** START OF Extracted entries **
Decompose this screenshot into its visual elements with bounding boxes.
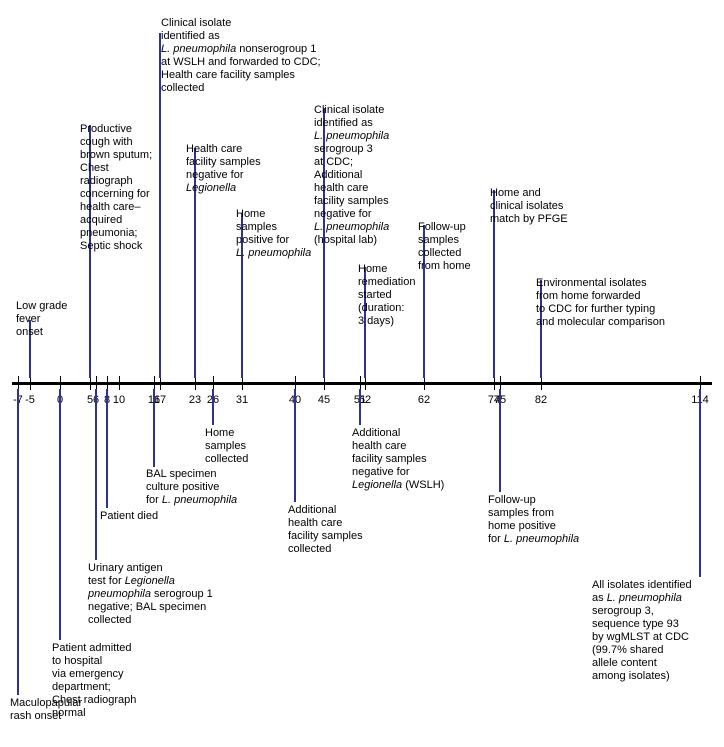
axis-tick bbox=[295, 376, 296, 390]
axis-tick bbox=[700, 376, 701, 390]
event-line bbox=[17, 389, 19, 695]
axis-tick bbox=[195, 376, 196, 390]
tick-label: 17 bbox=[154, 394, 166, 406]
axis-tick bbox=[160, 376, 161, 390]
event-line bbox=[106, 389, 108, 508]
event-label: Home samples collected bbox=[205, 427, 265, 466]
tick-label: 45 bbox=[318, 394, 330, 406]
event-label: Health carefacility samplesnegative forL… bbox=[186, 143, 264, 195]
timeline-canvas: -7-505681016172326314045515262747582114 … bbox=[0, 0, 724, 747]
axis-tick bbox=[90, 376, 91, 390]
axis-tick bbox=[60, 376, 61, 390]
event-label: Homesamplespositive forL. pneumophila bbox=[236, 208, 316, 260]
axis-tick bbox=[213, 376, 214, 390]
axis-tick bbox=[18, 376, 19, 390]
event-label: Additionalhealth carefacility samplesneg… bbox=[352, 427, 452, 492]
event-line bbox=[499, 389, 501, 492]
event-label: Additional health care facility samples … bbox=[288, 504, 378, 556]
axis-tick bbox=[96, 376, 97, 390]
event-label: Clinical isolateidentified asL. pneumoph… bbox=[161, 17, 321, 95]
event-label: Follow-upsamples fromhome positivefor L.… bbox=[488, 494, 588, 546]
axis-tick bbox=[365, 376, 366, 390]
event-line bbox=[212, 389, 214, 425]
event-label: Environmental isolates from home forward… bbox=[536, 277, 686, 329]
event-label: Urinary antigentest for Legionellapneumo… bbox=[88, 562, 218, 627]
event-label: Clinical isolateidentified asL. pneumoph… bbox=[314, 104, 404, 247]
tick-label: 10 bbox=[113, 394, 125, 406]
tick-label: 23 bbox=[189, 394, 201, 406]
event-label: Patient admitted to hospital via emergen… bbox=[52, 642, 162, 720]
event-line bbox=[59, 389, 61, 640]
axis-tick bbox=[242, 376, 243, 390]
event-label: BAL specimenculture positivefor L. pneum… bbox=[146, 468, 246, 507]
event-label: Low grade fever onset bbox=[16, 300, 76, 339]
axis-tick bbox=[500, 376, 501, 390]
timeline-axis bbox=[12, 382, 712, 385]
axis-tick bbox=[541, 376, 542, 390]
event-line bbox=[153, 389, 155, 467]
tick-label: 31 bbox=[236, 394, 248, 406]
axis-tick bbox=[107, 376, 108, 390]
axis-tick bbox=[30, 376, 31, 390]
axis-tick bbox=[424, 376, 425, 390]
event-label: All isolates identifiedas L. pneumophila… bbox=[592, 579, 712, 683]
tick-label: 62 bbox=[418, 394, 430, 406]
axis-tick bbox=[494, 376, 495, 390]
event-label: Patient died bbox=[100, 510, 170, 523]
tick-label: 82 bbox=[535, 394, 547, 406]
event-line bbox=[699, 389, 701, 577]
axis-tick bbox=[119, 376, 120, 390]
axis-tick bbox=[360, 376, 361, 390]
event-line bbox=[294, 389, 296, 502]
event-line bbox=[359, 389, 361, 425]
tick-label: -5 bbox=[25, 394, 35, 406]
event-line bbox=[95, 389, 97, 560]
axis-tick bbox=[324, 376, 325, 390]
axis-tick bbox=[154, 376, 155, 390]
event-label: Home and clinical isolates match by PFGE bbox=[490, 187, 580, 226]
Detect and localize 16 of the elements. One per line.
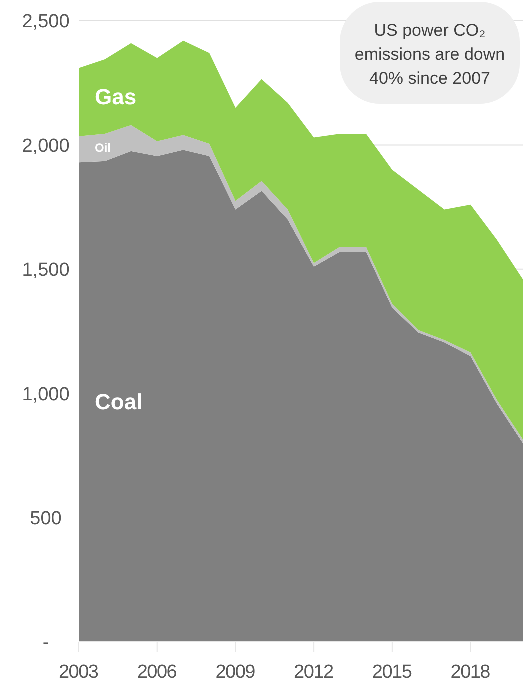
annotation: US power CO₂ emissions are down 40% since 2007 — [354, 21, 506, 88]
y-tick-label: 2,500 — [22, 12, 70, 33]
x-tick-label: 2018 — [450, 662, 491, 683]
y-tick-label: 1,500 — [22, 260, 70, 282]
y-tick-label: 2,000 — [22, 136, 70, 157]
y-tick-label: 1,000 — [22, 384, 70, 406]
x-tick-label: 2009 — [216, 662, 256, 683]
y-tick-label: 500 — [30, 508, 62, 530]
series-label: Coal — [95, 389, 143, 414]
x-tick-label: 2012 — [294, 662, 334, 683]
x-tick-label: 2006 — [137, 662, 178, 683]
series-label: Gas — [95, 84, 137, 110]
x-tick-label: 2015 — [372, 662, 412, 683]
x-tick-label: 2003 — [59, 662, 99, 683]
y-tick-label: - — [42, 632, 50, 654]
series-label: Oil — [95, 140, 112, 155]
** END OF Extracted entries **
◆ **Challenge**:
Rewrite all the records above with "axis-tick" changed to "tick-mark" everywhere and nothing else altered. Omit the pictures.

◆ **Correct response**:
Decompose this screenshot into its visual elements with bounding boxes.
tick-mark bbox=[295, 376, 296, 390]
tick-mark bbox=[700, 376, 701, 390]
event-line bbox=[17, 389, 19, 695]
tick-mark bbox=[195, 376, 196, 390]
tick-label: 17 bbox=[154, 394, 166, 406]
tick-mark bbox=[160, 376, 161, 390]
event-line bbox=[106, 389, 108, 508]
event-label: Home samples collected bbox=[205, 427, 265, 466]
tick-label: 45 bbox=[318, 394, 330, 406]
event-label: Health carefacility samplesnegative forL… bbox=[186, 143, 264, 195]
timeline-canvas: -7-505681016172326314045515262747582114 … bbox=[0, 0, 724, 747]
tick-mark bbox=[90, 376, 91, 390]
tick-mark bbox=[60, 376, 61, 390]
event-label: Homesamplespositive forL. pneumophila bbox=[236, 208, 316, 260]
tick-mark bbox=[213, 376, 214, 390]
tick-mark bbox=[18, 376, 19, 390]
event-label: Additionalhealth carefacility samplesneg… bbox=[352, 427, 452, 492]
event-line bbox=[499, 389, 501, 492]
event-label: Additional health care facility samples … bbox=[288, 504, 378, 556]
tick-mark bbox=[96, 376, 97, 390]
event-label: Clinical isolateidentified asL. pneumoph… bbox=[161, 17, 321, 95]
event-label: Follow-upsamples fromhome positivefor L.… bbox=[488, 494, 588, 546]
tick-mark bbox=[365, 376, 366, 390]
event-line bbox=[212, 389, 214, 425]
event-label: Environmental isolates from home forward… bbox=[536, 277, 686, 329]
event-label: Urinary antigentest for Legionellapneumo… bbox=[88, 562, 218, 627]
event-label: Clinical isolateidentified asL. pneumoph… bbox=[314, 104, 404, 247]
tick-label: 10 bbox=[113, 394, 125, 406]
tick-label: 23 bbox=[189, 394, 201, 406]
event-label: Patient admitted to hospital via emergen… bbox=[52, 642, 162, 720]
event-line bbox=[59, 389, 61, 640]
tick-mark bbox=[242, 376, 243, 390]
event-label: BAL specimenculture positivefor L. pneum… bbox=[146, 468, 246, 507]
event-label: Low grade fever onset bbox=[16, 300, 76, 339]
tick-mark bbox=[500, 376, 501, 390]
timeline-axis bbox=[12, 382, 712, 385]
tick-mark bbox=[541, 376, 542, 390]
event-line bbox=[153, 389, 155, 467]
tick-label: 31 bbox=[236, 394, 248, 406]
tick-mark bbox=[107, 376, 108, 390]
tick-mark bbox=[30, 376, 31, 390]
tick-mark bbox=[424, 376, 425, 390]
event-label: All isolates identifiedas L. pneumophila… bbox=[592, 579, 712, 683]
tick-label: 62 bbox=[418, 394, 430, 406]
tick-mark bbox=[494, 376, 495, 390]
event-label: Patient died bbox=[100, 510, 170, 523]
tick-label: 82 bbox=[535, 394, 547, 406]
event-line bbox=[699, 389, 701, 577]
tick-mark bbox=[119, 376, 120, 390]
tick-mark bbox=[360, 376, 361, 390]
event-line bbox=[294, 389, 296, 502]
event-line bbox=[359, 389, 361, 425]
tick-label: -5 bbox=[25, 394, 35, 406]
event-line bbox=[95, 389, 97, 560]
tick-mark bbox=[324, 376, 325, 390]
tick-mark bbox=[154, 376, 155, 390]
event-label: Home and clinical isolates match by PFGE bbox=[490, 187, 580, 226]
Detect and localize 16 of the elements. One per line.
annotation: US power CO₂ emissions are down 40% since 2007 — [354, 21, 506, 88]
y-tick-label: 2,500 — [22, 12, 70, 33]
x-tick-label: 2018 — [450, 662, 491, 683]
y-tick-label: 1,500 — [22, 260, 70, 282]
y-tick-label: 2,000 — [22, 136, 70, 157]
y-tick-label: 1,000 — [22, 384, 70, 406]
x-tick-label: 2009 — [216, 662, 256, 683]
y-tick-label: 500 — [30, 508, 62, 530]
series-label: Coal — [95, 389, 143, 414]
x-tick-label: 2012 — [294, 662, 334, 683]
x-tick-label: 2006 — [137, 662, 178, 683]
series-label: Gas — [95, 84, 137, 110]
x-tick-label: 2015 — [372, 662, 412, 683]
x-tick-label: 2003 — [59, 662, 99, 683]
y-tick-label: - — [42, 632, 50, 654]
series-label: Oil — [95, 140, 112, 155]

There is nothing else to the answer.